> **What is asked**:
Extract and list every line that contains the word "Кометный".
------ Source data
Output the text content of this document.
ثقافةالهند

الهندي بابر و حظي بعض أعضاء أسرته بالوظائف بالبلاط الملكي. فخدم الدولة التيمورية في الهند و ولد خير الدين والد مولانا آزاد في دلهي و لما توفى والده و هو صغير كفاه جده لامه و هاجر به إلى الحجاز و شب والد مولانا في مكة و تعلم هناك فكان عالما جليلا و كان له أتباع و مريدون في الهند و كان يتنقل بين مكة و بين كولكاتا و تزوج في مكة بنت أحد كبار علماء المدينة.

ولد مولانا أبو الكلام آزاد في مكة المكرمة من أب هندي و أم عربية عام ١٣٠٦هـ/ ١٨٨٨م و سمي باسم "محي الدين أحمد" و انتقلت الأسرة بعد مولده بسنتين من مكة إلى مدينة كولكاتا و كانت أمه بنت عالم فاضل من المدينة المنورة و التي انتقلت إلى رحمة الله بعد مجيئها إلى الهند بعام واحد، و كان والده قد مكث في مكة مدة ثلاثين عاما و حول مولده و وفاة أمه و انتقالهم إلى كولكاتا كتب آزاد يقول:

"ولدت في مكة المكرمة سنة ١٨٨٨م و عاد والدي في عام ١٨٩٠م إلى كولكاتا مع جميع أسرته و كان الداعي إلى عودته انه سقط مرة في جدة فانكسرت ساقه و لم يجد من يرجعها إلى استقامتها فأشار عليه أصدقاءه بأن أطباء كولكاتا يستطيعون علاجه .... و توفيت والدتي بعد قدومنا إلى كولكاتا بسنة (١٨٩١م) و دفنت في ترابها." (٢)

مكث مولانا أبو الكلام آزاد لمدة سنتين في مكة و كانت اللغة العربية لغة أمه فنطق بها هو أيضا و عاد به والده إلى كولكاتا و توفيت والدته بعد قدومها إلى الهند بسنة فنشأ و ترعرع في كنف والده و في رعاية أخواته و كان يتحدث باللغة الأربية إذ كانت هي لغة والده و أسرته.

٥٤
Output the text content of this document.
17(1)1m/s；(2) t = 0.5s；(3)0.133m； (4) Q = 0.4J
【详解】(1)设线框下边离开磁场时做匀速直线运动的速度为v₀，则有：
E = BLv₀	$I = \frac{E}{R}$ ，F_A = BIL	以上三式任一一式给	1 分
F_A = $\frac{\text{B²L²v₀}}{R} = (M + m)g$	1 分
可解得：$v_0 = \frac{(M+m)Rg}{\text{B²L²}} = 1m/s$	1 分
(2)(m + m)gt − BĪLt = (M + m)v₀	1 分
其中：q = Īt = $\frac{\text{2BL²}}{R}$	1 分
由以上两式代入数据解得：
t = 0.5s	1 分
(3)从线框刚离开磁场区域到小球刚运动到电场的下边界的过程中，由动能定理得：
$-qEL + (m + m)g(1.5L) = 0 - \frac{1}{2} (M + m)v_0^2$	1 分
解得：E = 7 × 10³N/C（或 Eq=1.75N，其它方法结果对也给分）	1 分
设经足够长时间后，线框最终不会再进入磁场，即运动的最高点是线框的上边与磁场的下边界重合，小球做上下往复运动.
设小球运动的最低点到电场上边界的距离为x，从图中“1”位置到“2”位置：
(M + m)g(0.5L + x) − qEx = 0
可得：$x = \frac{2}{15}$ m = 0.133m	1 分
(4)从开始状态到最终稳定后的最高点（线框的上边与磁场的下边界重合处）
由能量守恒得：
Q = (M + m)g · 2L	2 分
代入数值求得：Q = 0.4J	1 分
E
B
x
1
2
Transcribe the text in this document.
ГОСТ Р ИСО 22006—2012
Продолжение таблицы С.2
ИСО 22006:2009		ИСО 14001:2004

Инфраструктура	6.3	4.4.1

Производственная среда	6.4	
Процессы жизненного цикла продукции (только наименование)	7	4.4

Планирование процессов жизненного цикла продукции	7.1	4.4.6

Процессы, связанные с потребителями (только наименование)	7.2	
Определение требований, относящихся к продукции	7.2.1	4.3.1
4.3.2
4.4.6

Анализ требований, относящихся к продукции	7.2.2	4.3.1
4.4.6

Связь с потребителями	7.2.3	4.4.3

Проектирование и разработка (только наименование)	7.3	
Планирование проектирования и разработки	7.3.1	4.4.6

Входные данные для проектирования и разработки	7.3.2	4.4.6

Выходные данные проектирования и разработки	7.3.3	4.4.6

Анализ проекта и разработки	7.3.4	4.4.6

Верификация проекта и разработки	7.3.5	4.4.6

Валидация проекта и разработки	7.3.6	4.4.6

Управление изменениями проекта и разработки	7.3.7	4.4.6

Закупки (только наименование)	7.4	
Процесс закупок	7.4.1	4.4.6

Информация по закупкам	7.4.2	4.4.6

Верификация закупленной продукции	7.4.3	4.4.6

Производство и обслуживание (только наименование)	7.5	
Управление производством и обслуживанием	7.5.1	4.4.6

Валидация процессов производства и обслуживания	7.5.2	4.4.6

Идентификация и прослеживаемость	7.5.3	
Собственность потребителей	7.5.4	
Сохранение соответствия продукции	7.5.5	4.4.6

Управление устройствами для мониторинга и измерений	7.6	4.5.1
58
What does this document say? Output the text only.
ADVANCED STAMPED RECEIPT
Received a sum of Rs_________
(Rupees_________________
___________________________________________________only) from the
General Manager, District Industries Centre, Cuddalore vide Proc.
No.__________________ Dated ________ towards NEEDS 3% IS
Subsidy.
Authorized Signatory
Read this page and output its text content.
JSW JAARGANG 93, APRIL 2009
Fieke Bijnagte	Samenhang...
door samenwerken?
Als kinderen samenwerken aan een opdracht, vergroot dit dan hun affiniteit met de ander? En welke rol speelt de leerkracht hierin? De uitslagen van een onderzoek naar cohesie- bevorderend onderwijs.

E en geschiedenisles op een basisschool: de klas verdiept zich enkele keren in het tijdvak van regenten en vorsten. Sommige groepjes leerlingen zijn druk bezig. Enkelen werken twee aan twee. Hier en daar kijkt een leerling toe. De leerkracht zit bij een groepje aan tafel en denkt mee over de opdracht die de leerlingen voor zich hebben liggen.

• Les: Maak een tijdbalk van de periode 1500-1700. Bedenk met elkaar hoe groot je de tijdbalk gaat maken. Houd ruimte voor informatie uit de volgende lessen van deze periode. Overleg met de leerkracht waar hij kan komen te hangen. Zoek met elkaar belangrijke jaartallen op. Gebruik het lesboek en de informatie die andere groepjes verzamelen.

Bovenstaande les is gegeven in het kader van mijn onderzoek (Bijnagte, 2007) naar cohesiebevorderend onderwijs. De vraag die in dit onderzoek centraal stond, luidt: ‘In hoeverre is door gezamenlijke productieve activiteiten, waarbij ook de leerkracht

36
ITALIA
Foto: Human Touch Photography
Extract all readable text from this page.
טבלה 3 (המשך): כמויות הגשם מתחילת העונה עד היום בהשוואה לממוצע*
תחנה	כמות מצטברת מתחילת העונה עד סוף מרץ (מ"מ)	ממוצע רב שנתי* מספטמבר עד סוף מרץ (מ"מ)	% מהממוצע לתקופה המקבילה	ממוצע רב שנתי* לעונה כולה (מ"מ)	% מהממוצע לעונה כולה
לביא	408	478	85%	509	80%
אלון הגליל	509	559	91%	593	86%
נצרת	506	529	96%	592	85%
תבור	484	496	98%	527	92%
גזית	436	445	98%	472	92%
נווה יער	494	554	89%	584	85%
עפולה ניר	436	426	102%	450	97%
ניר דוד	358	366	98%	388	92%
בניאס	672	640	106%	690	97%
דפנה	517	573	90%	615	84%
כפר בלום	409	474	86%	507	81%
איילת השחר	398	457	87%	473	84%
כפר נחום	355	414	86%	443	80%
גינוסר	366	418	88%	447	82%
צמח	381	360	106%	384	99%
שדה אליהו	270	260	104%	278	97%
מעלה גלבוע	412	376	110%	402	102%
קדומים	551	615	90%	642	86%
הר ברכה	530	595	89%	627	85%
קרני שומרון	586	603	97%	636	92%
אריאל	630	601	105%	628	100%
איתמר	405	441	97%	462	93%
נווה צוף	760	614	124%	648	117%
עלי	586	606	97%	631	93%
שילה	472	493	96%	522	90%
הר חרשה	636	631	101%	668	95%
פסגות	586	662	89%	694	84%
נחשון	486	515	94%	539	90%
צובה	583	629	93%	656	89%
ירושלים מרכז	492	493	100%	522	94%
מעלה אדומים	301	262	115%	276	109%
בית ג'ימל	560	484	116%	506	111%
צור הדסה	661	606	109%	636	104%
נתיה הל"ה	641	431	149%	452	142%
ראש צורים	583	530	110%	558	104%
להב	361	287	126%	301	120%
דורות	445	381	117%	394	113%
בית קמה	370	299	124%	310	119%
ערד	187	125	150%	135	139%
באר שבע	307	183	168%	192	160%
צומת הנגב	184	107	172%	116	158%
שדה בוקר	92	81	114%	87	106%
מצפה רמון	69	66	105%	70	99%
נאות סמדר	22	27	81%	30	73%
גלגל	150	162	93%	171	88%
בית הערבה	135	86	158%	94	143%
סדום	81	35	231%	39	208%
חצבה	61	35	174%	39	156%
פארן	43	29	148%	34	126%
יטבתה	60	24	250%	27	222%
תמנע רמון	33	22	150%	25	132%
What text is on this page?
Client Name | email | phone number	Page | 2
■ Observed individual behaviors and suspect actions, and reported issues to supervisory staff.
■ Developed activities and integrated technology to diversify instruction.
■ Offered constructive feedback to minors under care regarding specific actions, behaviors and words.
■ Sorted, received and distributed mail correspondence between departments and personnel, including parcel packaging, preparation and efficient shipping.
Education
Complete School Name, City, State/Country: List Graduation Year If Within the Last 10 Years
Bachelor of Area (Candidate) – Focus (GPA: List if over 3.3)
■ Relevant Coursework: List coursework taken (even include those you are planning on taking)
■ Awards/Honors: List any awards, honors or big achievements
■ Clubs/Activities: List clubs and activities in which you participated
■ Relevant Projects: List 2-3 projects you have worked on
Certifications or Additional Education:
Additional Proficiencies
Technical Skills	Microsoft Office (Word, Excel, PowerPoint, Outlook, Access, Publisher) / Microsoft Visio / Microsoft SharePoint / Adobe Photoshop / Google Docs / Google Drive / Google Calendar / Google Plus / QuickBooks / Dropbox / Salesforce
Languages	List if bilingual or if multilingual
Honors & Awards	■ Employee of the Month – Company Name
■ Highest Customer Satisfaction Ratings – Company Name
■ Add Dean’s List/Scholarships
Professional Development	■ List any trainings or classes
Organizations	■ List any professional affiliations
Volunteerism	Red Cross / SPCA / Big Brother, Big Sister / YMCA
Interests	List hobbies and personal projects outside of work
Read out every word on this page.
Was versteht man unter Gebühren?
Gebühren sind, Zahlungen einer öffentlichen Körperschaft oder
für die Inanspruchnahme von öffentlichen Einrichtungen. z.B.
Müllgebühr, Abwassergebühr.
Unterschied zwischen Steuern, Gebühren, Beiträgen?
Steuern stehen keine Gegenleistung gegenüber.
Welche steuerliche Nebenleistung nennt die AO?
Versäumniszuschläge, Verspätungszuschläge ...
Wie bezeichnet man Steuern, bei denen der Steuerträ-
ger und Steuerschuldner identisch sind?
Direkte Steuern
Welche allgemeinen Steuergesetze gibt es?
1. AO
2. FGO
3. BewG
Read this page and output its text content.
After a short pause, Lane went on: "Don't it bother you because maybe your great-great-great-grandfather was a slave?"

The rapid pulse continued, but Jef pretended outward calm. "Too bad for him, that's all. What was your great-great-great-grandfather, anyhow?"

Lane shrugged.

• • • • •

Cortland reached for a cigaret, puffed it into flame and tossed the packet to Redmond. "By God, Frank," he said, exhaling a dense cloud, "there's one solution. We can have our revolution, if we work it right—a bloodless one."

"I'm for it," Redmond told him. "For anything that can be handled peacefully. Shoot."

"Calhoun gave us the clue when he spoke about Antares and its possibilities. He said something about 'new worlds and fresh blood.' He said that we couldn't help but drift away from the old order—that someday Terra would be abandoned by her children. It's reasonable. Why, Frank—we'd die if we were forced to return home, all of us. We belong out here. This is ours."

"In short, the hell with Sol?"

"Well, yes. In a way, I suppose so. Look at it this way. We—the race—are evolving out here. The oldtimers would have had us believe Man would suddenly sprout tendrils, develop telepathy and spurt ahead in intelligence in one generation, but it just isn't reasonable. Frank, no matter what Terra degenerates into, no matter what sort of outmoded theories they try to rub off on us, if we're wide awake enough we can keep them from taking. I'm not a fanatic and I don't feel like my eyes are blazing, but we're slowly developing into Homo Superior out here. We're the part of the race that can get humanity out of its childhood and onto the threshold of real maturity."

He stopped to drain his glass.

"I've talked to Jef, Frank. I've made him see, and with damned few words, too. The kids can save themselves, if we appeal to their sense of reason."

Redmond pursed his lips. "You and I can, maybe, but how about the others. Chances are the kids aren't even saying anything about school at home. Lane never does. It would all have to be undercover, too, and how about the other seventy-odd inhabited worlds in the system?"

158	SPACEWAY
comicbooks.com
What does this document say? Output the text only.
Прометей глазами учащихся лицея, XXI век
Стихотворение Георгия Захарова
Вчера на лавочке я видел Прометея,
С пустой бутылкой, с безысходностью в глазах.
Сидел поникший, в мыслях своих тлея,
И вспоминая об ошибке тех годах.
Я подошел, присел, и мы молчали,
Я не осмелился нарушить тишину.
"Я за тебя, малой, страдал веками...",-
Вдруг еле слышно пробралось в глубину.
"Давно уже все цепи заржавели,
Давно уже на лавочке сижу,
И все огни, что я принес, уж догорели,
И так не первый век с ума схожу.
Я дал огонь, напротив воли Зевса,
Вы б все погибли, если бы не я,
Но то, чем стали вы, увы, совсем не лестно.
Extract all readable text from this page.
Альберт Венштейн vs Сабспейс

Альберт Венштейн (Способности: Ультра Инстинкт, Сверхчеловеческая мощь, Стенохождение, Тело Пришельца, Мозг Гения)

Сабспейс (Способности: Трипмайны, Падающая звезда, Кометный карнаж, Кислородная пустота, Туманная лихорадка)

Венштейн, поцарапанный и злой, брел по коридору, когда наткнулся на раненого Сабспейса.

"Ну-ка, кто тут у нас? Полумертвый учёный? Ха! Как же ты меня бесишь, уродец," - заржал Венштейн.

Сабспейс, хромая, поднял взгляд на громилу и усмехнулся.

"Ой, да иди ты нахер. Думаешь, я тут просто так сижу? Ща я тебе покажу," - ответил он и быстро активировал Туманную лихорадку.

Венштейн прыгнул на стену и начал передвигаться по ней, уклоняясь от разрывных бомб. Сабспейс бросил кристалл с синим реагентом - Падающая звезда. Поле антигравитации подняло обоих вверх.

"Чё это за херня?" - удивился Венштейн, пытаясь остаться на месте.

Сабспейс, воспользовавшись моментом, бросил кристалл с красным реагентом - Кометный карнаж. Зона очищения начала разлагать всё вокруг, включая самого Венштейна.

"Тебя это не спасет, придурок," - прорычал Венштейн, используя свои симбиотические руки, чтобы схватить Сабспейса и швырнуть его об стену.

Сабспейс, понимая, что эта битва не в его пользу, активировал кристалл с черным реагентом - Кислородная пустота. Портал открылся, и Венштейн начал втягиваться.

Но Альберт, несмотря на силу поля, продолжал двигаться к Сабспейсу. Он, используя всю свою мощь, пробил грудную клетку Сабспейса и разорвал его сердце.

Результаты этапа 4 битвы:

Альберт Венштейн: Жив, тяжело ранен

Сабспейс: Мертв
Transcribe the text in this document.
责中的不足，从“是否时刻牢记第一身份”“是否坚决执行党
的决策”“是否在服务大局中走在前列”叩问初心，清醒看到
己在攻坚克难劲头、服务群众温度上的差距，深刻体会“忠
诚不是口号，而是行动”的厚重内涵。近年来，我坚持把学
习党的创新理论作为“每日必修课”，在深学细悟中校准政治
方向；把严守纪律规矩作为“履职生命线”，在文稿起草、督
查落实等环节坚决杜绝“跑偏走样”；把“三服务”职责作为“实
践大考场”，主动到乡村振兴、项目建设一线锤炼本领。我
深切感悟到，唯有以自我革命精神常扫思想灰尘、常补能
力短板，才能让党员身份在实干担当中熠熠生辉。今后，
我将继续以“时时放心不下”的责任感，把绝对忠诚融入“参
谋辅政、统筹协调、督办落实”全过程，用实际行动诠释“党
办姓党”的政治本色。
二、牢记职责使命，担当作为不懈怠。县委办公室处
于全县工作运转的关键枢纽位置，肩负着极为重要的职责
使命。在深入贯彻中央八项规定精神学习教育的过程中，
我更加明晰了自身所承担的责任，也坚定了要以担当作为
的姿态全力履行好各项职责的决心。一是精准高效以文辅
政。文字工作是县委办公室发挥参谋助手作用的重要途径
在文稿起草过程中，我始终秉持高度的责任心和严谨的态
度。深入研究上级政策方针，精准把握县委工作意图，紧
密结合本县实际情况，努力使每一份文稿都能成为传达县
------------
> **Exercise result**:
Сабспейс (Способности: Трипмайны, Падающая звезда, Кометный карнаж, Кислородная пустота, Туманная лихорадка)
Сабспейс, воспользовавшись моментом, бросил кристалл с красным реагентом - Кометный карнаж. Зона очищения начала разлагать всё вокруг, включая самого Венштейна.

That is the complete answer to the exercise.